INFORMATION SUPPLIED:

╭──

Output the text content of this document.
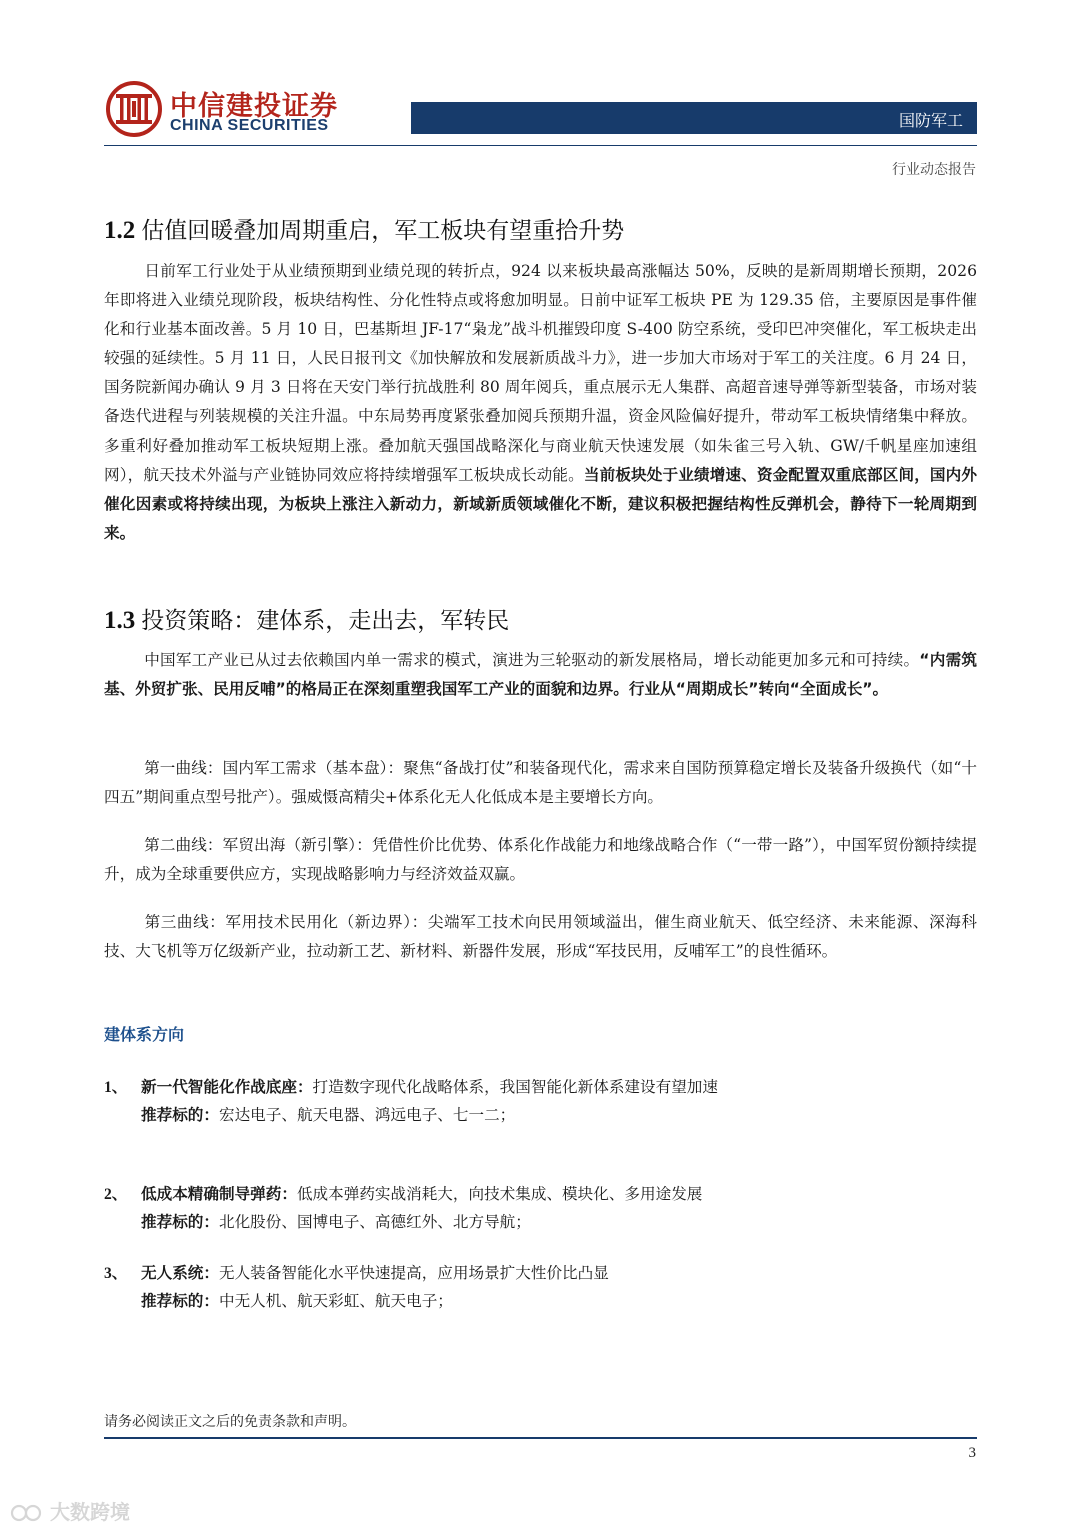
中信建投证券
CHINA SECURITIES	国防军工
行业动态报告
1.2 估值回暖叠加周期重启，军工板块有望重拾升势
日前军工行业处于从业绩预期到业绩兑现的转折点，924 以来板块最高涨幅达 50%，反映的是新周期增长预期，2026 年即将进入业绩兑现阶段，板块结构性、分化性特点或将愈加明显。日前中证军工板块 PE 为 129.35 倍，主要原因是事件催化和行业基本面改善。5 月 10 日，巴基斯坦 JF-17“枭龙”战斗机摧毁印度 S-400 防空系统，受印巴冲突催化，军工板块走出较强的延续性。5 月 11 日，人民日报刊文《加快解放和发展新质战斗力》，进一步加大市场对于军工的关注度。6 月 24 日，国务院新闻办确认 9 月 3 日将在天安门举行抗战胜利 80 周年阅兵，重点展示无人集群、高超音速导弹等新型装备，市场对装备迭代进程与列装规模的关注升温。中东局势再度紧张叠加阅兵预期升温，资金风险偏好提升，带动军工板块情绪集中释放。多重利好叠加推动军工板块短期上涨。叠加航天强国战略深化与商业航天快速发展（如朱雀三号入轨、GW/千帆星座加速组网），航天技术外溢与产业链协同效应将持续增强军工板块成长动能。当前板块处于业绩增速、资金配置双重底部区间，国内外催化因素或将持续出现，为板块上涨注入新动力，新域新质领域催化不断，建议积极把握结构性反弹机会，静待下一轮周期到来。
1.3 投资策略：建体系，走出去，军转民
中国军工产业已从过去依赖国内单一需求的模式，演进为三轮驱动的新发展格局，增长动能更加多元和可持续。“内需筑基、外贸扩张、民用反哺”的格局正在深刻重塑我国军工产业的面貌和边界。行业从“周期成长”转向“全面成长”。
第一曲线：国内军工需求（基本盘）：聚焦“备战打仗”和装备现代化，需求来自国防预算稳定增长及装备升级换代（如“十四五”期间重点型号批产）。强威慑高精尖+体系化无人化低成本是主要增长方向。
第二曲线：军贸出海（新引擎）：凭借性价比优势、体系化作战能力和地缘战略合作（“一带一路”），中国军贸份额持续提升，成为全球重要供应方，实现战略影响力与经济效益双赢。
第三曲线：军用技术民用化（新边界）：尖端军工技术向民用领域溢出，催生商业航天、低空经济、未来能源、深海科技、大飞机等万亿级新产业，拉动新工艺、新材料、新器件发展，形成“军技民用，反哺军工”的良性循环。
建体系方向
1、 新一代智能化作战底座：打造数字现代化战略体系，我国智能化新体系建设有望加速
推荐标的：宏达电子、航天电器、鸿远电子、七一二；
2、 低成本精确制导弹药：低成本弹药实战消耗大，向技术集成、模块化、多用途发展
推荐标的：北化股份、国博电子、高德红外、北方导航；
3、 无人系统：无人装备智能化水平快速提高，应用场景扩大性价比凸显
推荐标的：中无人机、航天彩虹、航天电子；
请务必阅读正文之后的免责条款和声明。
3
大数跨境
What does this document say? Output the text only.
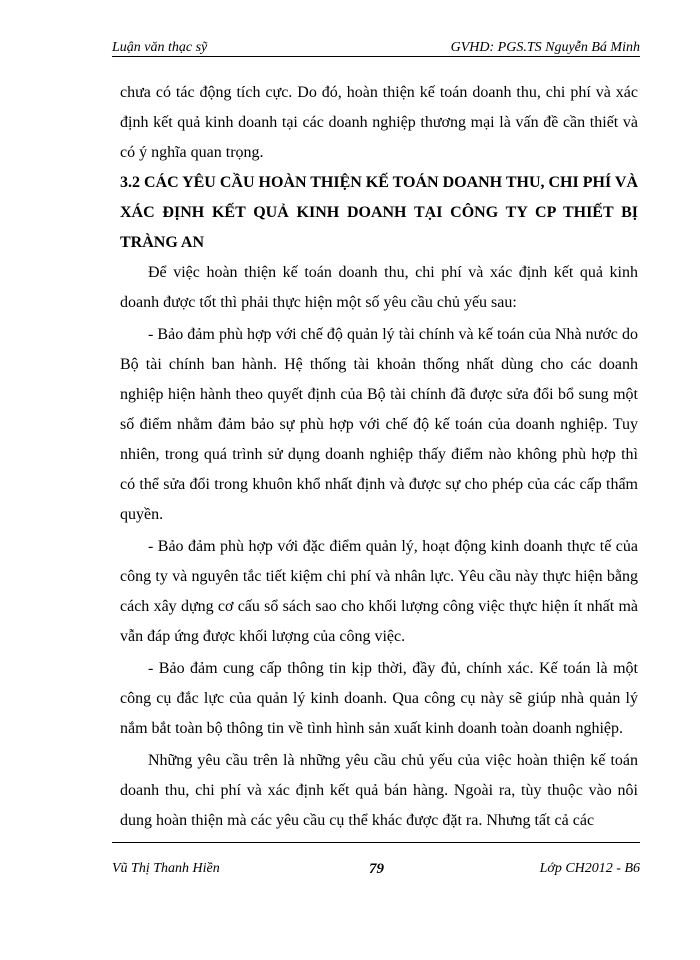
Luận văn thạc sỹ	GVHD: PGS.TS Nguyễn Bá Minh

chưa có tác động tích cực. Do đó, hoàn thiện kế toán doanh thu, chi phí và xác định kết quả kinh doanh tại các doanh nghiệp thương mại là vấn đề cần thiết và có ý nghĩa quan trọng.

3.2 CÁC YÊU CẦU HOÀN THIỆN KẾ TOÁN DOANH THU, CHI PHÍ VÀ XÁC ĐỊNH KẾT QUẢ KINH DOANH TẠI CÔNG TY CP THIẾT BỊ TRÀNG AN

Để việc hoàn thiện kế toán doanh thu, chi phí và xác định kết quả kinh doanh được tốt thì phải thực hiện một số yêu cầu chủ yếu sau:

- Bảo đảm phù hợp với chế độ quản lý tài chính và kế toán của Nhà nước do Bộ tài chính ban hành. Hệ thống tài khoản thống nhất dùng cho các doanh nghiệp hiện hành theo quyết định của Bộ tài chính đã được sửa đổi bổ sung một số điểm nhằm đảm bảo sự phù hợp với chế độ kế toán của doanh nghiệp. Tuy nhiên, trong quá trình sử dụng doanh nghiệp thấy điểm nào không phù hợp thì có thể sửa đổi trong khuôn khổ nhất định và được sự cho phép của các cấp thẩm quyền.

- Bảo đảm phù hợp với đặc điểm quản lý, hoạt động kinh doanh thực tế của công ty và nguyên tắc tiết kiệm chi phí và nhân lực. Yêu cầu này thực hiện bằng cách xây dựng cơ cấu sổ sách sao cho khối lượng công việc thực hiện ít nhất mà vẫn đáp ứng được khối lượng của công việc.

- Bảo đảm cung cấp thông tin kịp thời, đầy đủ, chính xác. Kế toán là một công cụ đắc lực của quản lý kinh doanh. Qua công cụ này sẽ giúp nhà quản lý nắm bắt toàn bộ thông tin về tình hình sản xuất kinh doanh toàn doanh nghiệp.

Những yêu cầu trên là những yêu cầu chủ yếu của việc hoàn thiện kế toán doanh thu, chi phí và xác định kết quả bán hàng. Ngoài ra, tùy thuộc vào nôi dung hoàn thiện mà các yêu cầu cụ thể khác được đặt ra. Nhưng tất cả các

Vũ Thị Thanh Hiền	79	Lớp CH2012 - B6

╰──
╭──

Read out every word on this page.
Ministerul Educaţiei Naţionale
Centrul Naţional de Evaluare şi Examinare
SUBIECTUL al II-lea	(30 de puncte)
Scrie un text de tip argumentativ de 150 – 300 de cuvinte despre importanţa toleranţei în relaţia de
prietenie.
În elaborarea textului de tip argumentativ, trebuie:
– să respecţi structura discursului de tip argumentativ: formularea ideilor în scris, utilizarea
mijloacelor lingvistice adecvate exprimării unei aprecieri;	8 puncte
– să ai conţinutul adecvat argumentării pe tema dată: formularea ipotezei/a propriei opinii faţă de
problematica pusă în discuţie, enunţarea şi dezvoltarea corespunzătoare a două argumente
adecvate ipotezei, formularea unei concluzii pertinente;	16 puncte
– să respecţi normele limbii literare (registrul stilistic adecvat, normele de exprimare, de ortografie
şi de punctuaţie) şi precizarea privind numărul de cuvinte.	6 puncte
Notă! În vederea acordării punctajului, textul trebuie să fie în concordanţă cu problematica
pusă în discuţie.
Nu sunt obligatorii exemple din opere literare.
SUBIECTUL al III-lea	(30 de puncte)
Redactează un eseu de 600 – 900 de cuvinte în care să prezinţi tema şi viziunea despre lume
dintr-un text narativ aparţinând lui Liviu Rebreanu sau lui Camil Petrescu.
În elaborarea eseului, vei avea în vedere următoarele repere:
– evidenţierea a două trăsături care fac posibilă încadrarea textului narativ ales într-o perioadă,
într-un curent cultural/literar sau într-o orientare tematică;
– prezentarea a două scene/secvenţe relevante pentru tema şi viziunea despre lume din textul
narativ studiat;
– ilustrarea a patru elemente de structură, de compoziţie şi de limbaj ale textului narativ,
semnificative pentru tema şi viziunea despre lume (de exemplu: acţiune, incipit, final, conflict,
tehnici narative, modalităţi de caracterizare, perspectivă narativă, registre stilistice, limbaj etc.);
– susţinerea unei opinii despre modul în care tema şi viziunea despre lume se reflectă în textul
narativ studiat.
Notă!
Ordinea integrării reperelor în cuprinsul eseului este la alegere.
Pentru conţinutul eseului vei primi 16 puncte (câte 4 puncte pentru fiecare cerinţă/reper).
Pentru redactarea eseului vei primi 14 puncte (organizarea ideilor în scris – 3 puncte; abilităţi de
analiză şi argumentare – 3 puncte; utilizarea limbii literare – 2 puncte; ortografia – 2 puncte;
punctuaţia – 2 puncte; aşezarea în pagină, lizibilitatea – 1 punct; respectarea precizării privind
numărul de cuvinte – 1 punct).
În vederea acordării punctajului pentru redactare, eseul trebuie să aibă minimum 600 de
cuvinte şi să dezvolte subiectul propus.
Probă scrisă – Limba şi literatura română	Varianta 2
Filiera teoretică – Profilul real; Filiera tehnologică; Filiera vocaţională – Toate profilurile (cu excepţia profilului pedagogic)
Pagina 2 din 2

╰──

Using the listing above, gather each line that holds the string "viziunea" and copy it.

Redactează un eseu de 600 – 900 de cuvinte în care să prezinţi tema şi viziunea despre lume
– prezentarea a două scene/secvenţe relevante pentru tema şi viziunea despre lume din textul
semnificative pentru tema şi viziunea despre lume (de exemplu: acţiune, incipit, final, conflict,
– susţinerea unei opinii despre modul în care tema şi viziunea despre lume se reflectă în textul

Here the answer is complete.